- Exercise details:
Your answer should be only a number: how many lines include the word "other".

Saved data entries
▼

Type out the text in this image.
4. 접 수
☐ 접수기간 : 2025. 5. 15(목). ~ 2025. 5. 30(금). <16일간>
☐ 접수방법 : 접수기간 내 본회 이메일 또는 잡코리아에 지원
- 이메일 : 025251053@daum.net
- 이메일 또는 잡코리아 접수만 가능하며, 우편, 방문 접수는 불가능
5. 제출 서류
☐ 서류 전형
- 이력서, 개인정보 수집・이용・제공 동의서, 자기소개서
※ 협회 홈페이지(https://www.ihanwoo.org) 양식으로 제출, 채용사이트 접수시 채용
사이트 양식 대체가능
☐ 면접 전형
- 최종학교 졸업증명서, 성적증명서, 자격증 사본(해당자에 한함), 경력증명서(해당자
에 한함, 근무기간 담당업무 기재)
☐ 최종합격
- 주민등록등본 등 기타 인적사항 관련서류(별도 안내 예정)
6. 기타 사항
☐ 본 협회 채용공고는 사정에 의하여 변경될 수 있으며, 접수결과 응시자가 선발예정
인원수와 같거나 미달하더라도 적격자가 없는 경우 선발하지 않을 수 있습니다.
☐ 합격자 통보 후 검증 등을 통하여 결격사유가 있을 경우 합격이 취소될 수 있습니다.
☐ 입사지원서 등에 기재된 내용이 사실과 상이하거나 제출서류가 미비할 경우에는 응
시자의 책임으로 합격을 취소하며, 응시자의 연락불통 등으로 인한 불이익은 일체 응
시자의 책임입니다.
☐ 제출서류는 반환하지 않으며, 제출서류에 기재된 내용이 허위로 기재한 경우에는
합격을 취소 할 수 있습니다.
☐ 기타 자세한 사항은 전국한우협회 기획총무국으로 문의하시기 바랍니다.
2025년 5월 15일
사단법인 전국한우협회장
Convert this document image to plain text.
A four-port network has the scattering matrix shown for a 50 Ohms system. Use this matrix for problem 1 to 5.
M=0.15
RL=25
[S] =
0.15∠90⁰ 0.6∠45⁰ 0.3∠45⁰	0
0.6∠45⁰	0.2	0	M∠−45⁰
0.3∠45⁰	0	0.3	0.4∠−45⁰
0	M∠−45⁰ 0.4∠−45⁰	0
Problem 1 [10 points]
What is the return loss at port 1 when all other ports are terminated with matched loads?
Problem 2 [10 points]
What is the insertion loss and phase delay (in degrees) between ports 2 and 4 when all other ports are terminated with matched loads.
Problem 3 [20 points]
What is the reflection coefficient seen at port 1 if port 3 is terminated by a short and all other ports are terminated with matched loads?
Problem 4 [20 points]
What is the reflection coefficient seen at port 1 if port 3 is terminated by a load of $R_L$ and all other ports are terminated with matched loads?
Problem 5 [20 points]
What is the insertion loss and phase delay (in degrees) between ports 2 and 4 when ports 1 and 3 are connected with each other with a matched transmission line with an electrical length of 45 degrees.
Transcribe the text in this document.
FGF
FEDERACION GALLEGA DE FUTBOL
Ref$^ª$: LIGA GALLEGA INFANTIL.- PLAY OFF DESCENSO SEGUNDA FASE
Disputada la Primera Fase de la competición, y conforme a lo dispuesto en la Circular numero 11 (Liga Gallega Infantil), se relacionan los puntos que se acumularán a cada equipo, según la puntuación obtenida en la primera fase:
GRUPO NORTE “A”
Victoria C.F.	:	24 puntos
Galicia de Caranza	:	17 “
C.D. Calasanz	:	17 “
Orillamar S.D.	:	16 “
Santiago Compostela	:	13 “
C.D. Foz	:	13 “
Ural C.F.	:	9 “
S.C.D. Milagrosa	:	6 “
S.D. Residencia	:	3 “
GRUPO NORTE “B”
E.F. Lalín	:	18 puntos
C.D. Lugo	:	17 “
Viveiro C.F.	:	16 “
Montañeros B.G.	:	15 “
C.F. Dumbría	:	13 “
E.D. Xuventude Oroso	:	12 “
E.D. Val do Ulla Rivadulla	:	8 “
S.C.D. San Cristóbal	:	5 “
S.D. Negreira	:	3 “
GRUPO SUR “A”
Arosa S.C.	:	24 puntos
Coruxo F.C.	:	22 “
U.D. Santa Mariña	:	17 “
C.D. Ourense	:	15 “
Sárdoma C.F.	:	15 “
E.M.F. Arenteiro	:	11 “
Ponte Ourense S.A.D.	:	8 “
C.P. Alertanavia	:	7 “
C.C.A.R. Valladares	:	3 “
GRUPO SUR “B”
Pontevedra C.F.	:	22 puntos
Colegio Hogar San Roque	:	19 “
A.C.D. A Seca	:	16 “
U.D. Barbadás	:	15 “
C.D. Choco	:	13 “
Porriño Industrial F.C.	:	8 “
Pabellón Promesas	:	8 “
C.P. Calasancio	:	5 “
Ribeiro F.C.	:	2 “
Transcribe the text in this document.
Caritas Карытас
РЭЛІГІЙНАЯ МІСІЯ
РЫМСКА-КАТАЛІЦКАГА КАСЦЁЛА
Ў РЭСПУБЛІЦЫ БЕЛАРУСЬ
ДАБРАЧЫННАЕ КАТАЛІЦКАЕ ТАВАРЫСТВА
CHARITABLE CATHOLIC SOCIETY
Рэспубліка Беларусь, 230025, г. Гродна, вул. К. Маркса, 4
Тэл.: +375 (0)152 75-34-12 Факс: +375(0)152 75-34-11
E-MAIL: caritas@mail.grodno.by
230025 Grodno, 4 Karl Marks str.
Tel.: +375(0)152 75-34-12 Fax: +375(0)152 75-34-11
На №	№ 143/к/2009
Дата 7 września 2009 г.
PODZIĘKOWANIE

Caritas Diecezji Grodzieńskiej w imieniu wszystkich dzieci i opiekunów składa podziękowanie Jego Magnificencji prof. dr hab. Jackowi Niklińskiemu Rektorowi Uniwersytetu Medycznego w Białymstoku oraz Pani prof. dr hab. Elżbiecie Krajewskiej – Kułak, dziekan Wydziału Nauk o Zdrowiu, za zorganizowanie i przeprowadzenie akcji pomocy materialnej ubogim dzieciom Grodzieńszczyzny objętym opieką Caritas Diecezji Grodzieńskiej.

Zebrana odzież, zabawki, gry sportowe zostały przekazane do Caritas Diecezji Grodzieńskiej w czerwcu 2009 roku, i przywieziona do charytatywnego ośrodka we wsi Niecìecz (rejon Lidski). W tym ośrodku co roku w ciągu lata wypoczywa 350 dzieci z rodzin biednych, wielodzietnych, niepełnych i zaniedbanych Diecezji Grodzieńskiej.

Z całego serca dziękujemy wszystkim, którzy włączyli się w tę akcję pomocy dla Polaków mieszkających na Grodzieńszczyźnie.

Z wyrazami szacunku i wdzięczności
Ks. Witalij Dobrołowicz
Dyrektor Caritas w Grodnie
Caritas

▲

- Task result:
5